» **Short task**
Images excluded, repeat each entry below exactly.

» **Data records**

- - - - - - -

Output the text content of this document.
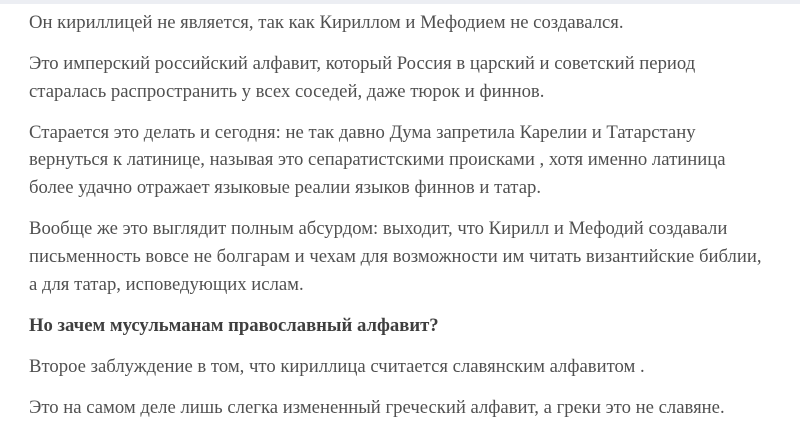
Он кириллицей не является, так как Кириллом и Мефодием не создавался.

Это имперский российский алфавит, который Россия в царский и советский период старалась распространить у всех соседей, даже тюрок и финнов.

Старается это делать и сегодня: не так давно Дума запретила Карелии и Татарстану вернуться к латинице, называя это сепаратистскими происками , хотя именно латиница более удачно отражает языковые реалии языков финнов и татар.

Вообще же это выглядит полным абсурдом: выходит, что Кирилл и Мефодий создавали письменность вовсе не болгарам и чехам для возможности им читать византийские библии, а для татар, исповедующих ислам.

Но зачем мусульманам православный алфавит?

Второе заблуждение в том, что кириллица считается славянским алфавитом .

Это на самом деле лишь слегка измененный греческий алфавит, а греки это не славяне.
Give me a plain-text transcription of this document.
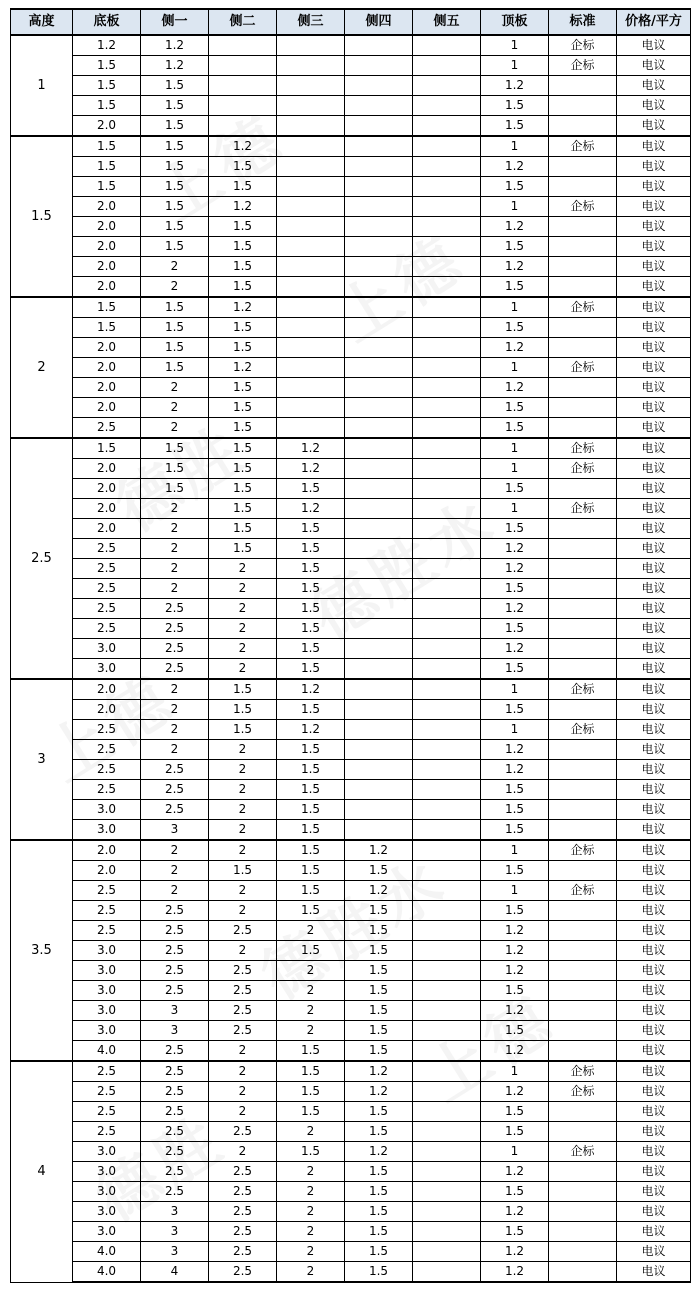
高度	底板	侧一	侧二	侧三	侧四	侧五	顶板	标准	价格/平方
1	1.2	1.2					1	企标	电议
	1.5	1.2					1	企标	电议
	1.5	1.5					1.2		电议
	1.5	1.5					1.5		电议
	2.0	1.5					1.5		电议
1.5	1.5	1.5	1.2				1	企标	电议
	1.5	1.5	1.5				1.2		电议
	1.5	1.5	1.5				1.5		电议
	2.0	1.5	1.2				1	企标	电议
	2.0	1.5	1.5				1.2		电议
	2.0	1.5	1.5				1.5		电议
	2.0	2	1.5				1.2		电议
	2.0	2	1.5				1.5		电议
2	1.5	1.5	1.2				1	企标	电议
	1.5	1.5	1.5				1.5		电议
	2.0	1.5	1.5				1.2		电议
	2.0	1.5	1.2				1	企标	电议
	2.0	2	1.5				1.2		电议
	2.0	2	1.5				1.5		电议
	2.5	2	1.5				1.5		电议
2.5	1.5	1.5	1.5	1.2			1	企标	电议
	2.0	1.5	1.5	1.2			1	企标	电议
	2.0	1.5	1.5	1.5			1.5		电议
	2.0	2	1.5	1.2			1	企标	电议
	2.0	2	1.5	1.5			1.5		电议
	2.5	2	1.5	1.5			1.2		电议
	2.5	2	2	1.5			1.2		电议
	2.5	2	2	1.5			1.5		电议
	2.5	2.5	2	1.5			1.2		电议
	2.5	2.5	2	1.5			1.5		电议
	3.0	2.5	2	1.5			1.2		电议
	3.0	2.5	2	1.5			1.5		电议
3	2.0	2	1.5	1.2			1	企标	电议
	2.0	2	1.5	1.5			1.5		电议
	2.5	2	1.5	1.2			1	企标	电议
	2.5	2	2	1.5			1.2		电议
	2.5	2.5	2	1.5			1.2		电议
	2.5	2.5	2	1.5			1.5		电议
	3.0	2.5	2	1.5			1.5		电议
	3.0	3	2	1.5			1.5		电议
3.5	2.0	2	2	1.5	1.2		1	企标	电议
	2.0	2	1.5	1.5	1.5		1.5		电议
	2.5	2	2	1.5	1.2		1	企标	电议
	2.5	2.5	2	1.5	1.5		1.5		电议
	2.5	2.5	2.5	2	1.5		1.2		电议
	3.0	2.5	2	1.5	1.5		1.2		电议
	3.0	2.5	2.5	2	1.5		1.2		电议
	3.0	2.5	2.5	2	1.5		1.5		电议
	3.0	3	2.5	2	1.5		1.2		电议
	3.0	3	2.5	2	1.5		1.5		电议
	4.0	2.5	2	1.5	1.5		1.2		电议
4	2.5	2.5	2	1.5	1.2		1	企标	电议
	2.5	2.5	2	1.5	1.2		1.2	企标	电议
	2.5	2.5	2	1.5	1.5		1.5		电议
	2.5	2.5	2.5	2	1.5		1.5		电议
	3.0	2.5	2	1.5	1.2		1	企标	电议
	3.0	2.5	2.5	2	1.5		1.2		电议
	3.0	2.5	2.5	2	1.5		1.5		电议
	3.0	3	2.5	2	1.5		1.2		电议
	3.0	3	2.5	2	1.5		1.5		电议
	4.0	3	2.5	2	1.5		1.2		电议
	4.0	4	2.5	2	1.5		1.2		电议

- - - - - - -

» **Answer below**
Output the text content of this document.
Он кириллицей не является, так как Кириллом и Мефодием не создавался.

Это имперский российский алфавит, который Россия в царский и советский период старалась распространить у всех соседей, даже тюрок и финнов.

Старается это делать и сегодня: не так давно Дума запретила Карелии и Татарстану вернуться к латинице, называя это сепаратистскими происками , хотя именно латиница более удачно отражает языковые реалии языков финнов и татар.

Вообще же это выглядит полным абсурдом: выходит, что Кирилл и Мефодий создавали письменность вовсе не болгарам и чехам для возможности им читать византийские библии, а для татар, исповедующих ислам.

Но зачем мусульманам православный алфавит?

Второе заблуждение в том, что кириллица считается славянским алфавитом .

Это на самом деле лишь слегка измененный греческий алфавит, а греки это не славяне.
Give me a plain-text transcription of this document.
高度	底板	侧一	侧二	侧三	侧四	侧五	顶板	标准	价格/平方
1	1.2	1.2					1	企标	电议
	1.5	1.2					1	企标	电议
	1.5	1.5					1.2		电议
	1.5	1.5					1.5		电议
	2.0	1.5					1.5		电议
1.5	1.5	1.5	1.2				1	企标	电议
	1.5	1.5	1.5				1.2		电议
	1.5	1.5	1.5				1.5		电议
	2.0	1.5	1.2				1	企标	电议
	2.0	1.5	1.5				1.2		电议
	2.0	1.5	1.5				1.5		电议
	2.0	2	1.5				1.2		电议
	2.0	2	1.5				1.5		电议
2	1.5	1.5	1.2				1	企标	电议
	1.5	1.5	1.5				1.5		电议
	2.0	1.5	1.5				1.2		电议
	2.0	1.5	1.2				1	企标	电议
	2.0	2	1.5				1.2		电议
	2.0	2	1.5				1.5		电议
	2.5	2	1.5				1.5		电议
2.5	1.5	1.5	1.5	1.2			1	企标	电议
	2.0	1.5	1.5	1.2			1	企标	电议
	2.0	1.5	1.5	1.5			1.5		电议
	2.0	2	1.5	1.2			1	企标	电议
	2.0	2	1.5	1.5			1.5		电议
	2.5	2	1.5	1.5			1.2		电议
	2.5	2	2	1.5			1.2		电议
	2.5	2	2	1.5			1.5		电议
	2.5	2.5	2	1.5			1.2		电议
	2.5	2.5	2	1.5			1.5		电议
	3.0	2.5	2	1.5			1.2		电议
	3.0	2.5	2	1.5			1.5		电议
3	2.0	2	1.5	1.2			1	企标	电议
	2.0	2	1.5	1.5			1.5		电议
	2.5	2	1.5	1.2			1	企标	电议
	2.5	2	2	1.5			1.2		电议
	2.5	2.5	2	1.5			1.2		电议
	2.5	2.5	2	1.5			1.5		电议
	3.0	2.5	2	1.5			1.5		电议
	3.0	3	2	1.5			1.5		电议
3.5	2.0	2	2	1.5	1.2		1	企标	电议
	2.0	2	1.5	1.5	1.5		1.5		电议
	2.5	2	2	1.5	1.2		1	企标	电议
	2.5	2.5	2	1.5	1.5		1.5		电议
	2.5	2.5	2.5	2	1.5		1.2		电议
	3.0	2.5	2	1.5	1.5		1.2		电议
	3.0	2.5	2.5	2	1.5		1.2		电议
	3.0	2.5	2.5	2	1.5		1.5		电议
	3.0	3	2.5	2	1.5		1.2		电议
	3.0	3	2.5	2	1.5		1.5		电议
	4.0	2.5	2	1.5	1.5		1.2		电议
4	2.5	2.5	2	1.5	1.2		1	企标	电议
	2.5	2.5	2	1.5	1.2		1.2	企标	电议
	2.5	2.5	2	1.5	1.5		1.5		电议
	2.5	2.5	2.5	2	1.5		1.5		电议
	3.0	2.5	2	1.5	1.2		1	企标	电议
	3.0	2.5	2.5	2	1.5		1.2		电议
	3.0	2.5	2.5	2	1.5		1.5		电议
	3.0	3	2.5	2	1.5		1.2		电议
	3.0	3	2.5	2	1.5		1.5		电议
	4.0	3	2.5	2	1.5		1.2		电议
	4.0	4	2.5	2	1.5		1.2		电议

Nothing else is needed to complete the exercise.